- [What is expected] Scan the lines below for the string "Uпит" and copy every one that has it.

[A run of records]
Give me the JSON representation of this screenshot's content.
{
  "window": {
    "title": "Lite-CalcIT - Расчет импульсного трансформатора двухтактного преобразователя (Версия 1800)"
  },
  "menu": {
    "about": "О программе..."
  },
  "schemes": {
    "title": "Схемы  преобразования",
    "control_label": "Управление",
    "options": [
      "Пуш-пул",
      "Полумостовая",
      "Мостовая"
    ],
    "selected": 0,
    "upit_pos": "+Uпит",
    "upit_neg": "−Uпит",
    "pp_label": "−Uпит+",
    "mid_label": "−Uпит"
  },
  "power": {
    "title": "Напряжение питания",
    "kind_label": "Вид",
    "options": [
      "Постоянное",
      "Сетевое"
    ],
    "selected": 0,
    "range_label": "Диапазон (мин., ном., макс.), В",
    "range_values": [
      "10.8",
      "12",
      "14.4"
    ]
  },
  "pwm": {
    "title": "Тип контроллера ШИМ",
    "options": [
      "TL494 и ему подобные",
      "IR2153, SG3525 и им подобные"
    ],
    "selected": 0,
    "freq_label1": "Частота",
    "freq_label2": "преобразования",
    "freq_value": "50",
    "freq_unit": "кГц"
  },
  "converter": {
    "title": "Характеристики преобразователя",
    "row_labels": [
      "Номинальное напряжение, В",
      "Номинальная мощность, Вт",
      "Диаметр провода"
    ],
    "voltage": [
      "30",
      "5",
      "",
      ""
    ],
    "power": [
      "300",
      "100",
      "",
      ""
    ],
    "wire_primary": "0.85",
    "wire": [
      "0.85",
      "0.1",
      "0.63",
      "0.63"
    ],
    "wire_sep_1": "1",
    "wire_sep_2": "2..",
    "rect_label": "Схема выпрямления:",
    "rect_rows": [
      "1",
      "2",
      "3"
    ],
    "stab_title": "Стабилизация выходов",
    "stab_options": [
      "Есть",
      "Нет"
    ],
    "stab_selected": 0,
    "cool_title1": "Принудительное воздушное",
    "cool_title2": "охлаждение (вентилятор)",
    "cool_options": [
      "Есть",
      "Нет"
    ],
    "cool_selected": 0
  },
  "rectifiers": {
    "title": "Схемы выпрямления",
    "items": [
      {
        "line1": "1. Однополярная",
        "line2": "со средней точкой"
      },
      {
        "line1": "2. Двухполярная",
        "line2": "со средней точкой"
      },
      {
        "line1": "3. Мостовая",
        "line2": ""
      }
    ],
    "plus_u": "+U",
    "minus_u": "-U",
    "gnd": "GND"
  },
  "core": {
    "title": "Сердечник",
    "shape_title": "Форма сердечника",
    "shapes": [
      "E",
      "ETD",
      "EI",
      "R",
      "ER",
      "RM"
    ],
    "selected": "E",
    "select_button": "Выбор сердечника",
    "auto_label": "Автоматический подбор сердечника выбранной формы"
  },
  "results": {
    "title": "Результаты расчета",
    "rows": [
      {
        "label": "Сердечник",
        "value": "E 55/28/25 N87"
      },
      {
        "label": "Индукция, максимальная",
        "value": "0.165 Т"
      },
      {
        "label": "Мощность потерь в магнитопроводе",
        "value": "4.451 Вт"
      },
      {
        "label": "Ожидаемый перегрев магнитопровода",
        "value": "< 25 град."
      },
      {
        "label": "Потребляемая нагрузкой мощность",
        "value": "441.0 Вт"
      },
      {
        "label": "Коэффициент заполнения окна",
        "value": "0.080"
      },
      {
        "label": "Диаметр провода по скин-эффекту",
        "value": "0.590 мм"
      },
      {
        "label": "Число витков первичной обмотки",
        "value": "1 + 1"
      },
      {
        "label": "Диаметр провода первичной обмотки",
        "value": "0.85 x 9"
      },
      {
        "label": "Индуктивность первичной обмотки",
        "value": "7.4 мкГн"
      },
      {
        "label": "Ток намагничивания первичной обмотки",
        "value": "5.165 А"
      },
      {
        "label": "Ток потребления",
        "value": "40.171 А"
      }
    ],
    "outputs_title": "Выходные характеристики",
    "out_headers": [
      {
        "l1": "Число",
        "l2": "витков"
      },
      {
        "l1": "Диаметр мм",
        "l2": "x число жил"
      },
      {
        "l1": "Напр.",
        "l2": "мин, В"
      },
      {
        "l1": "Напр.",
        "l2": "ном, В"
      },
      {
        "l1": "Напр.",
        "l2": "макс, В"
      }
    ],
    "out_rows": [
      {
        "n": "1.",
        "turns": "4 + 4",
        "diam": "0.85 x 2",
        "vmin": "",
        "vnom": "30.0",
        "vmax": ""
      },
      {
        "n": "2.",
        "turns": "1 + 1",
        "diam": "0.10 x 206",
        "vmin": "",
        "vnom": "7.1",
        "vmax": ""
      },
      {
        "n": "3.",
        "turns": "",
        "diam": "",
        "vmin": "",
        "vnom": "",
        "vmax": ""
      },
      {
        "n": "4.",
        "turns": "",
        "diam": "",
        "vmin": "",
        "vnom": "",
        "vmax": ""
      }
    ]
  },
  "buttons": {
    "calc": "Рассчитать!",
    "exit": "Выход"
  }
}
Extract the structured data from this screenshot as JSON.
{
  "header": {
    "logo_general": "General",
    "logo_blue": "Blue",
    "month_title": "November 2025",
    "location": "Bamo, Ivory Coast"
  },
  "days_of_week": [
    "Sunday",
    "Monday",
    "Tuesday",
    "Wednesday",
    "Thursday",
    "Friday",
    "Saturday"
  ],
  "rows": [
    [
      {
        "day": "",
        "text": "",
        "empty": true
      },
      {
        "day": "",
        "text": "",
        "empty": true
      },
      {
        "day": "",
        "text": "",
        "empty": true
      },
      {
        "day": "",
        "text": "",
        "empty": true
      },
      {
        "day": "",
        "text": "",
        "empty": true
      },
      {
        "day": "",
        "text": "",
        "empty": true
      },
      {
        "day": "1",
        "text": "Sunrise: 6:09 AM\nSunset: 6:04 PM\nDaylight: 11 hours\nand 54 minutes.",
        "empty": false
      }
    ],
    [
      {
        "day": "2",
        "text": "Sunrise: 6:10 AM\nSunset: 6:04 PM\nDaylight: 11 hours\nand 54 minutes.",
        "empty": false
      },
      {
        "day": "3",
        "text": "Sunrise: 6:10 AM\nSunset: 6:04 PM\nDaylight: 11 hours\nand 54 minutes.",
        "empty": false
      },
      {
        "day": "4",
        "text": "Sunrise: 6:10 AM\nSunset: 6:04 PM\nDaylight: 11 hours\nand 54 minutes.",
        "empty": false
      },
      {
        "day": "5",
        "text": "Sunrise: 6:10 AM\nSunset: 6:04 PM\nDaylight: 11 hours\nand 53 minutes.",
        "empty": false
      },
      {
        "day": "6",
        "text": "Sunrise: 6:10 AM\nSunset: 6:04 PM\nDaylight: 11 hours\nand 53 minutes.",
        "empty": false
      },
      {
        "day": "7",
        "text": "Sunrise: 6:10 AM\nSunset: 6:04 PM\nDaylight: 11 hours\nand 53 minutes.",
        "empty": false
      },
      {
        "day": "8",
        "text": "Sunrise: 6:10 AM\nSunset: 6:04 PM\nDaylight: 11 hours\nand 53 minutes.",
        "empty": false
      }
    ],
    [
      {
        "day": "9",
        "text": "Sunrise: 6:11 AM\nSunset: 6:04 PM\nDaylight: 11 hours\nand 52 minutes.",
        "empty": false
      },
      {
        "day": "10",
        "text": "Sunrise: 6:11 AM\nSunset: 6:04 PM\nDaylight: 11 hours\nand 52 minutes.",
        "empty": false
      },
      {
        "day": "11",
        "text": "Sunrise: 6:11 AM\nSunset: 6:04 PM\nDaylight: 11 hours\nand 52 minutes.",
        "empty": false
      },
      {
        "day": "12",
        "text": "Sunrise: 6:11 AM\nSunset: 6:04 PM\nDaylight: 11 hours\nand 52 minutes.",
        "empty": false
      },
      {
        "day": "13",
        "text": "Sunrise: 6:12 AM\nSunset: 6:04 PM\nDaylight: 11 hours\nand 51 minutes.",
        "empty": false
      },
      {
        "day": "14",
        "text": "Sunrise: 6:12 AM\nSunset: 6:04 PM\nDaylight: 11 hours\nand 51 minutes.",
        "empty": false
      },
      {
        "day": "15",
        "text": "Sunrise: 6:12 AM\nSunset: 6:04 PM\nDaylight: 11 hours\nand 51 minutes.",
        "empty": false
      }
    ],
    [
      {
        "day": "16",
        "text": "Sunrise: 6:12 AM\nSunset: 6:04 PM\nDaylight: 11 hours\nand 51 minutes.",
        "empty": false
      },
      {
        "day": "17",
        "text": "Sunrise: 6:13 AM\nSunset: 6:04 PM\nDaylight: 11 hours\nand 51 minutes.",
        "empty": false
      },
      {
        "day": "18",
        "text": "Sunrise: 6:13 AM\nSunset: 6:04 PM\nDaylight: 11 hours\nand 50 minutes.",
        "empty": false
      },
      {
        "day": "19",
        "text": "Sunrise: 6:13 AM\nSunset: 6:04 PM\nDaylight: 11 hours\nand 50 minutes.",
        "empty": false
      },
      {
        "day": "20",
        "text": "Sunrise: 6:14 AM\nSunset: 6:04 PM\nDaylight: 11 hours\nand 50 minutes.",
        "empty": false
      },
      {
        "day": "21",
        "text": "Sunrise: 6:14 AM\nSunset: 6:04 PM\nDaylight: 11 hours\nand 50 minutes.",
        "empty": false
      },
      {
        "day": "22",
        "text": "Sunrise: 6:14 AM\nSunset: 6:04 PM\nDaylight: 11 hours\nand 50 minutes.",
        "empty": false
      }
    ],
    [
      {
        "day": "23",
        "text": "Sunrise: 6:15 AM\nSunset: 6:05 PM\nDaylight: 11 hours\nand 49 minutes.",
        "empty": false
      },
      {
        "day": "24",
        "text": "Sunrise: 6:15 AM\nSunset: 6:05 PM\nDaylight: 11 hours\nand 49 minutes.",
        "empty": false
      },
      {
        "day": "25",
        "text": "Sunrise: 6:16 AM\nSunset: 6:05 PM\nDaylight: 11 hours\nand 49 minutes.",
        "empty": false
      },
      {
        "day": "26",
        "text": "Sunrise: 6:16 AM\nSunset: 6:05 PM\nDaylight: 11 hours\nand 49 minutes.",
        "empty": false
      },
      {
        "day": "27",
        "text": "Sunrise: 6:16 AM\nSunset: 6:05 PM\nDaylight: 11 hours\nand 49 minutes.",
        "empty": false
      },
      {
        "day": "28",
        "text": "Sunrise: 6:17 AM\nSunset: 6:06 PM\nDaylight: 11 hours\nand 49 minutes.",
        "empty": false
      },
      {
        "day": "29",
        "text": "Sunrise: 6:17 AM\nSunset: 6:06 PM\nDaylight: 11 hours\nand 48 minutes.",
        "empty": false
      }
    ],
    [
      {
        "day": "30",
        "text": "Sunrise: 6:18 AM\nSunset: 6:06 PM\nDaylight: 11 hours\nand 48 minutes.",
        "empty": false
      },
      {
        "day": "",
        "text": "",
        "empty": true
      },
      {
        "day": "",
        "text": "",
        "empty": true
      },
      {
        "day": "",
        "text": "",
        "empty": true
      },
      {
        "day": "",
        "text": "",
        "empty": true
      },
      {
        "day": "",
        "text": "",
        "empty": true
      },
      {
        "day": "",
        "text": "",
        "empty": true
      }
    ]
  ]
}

- [Finished exercise]
    "upit_pos": "+Uпит",
    "upit_neg": "−Uпит",
    "pp_label": "−Uпит+",
    "mid_label": "−Uпит"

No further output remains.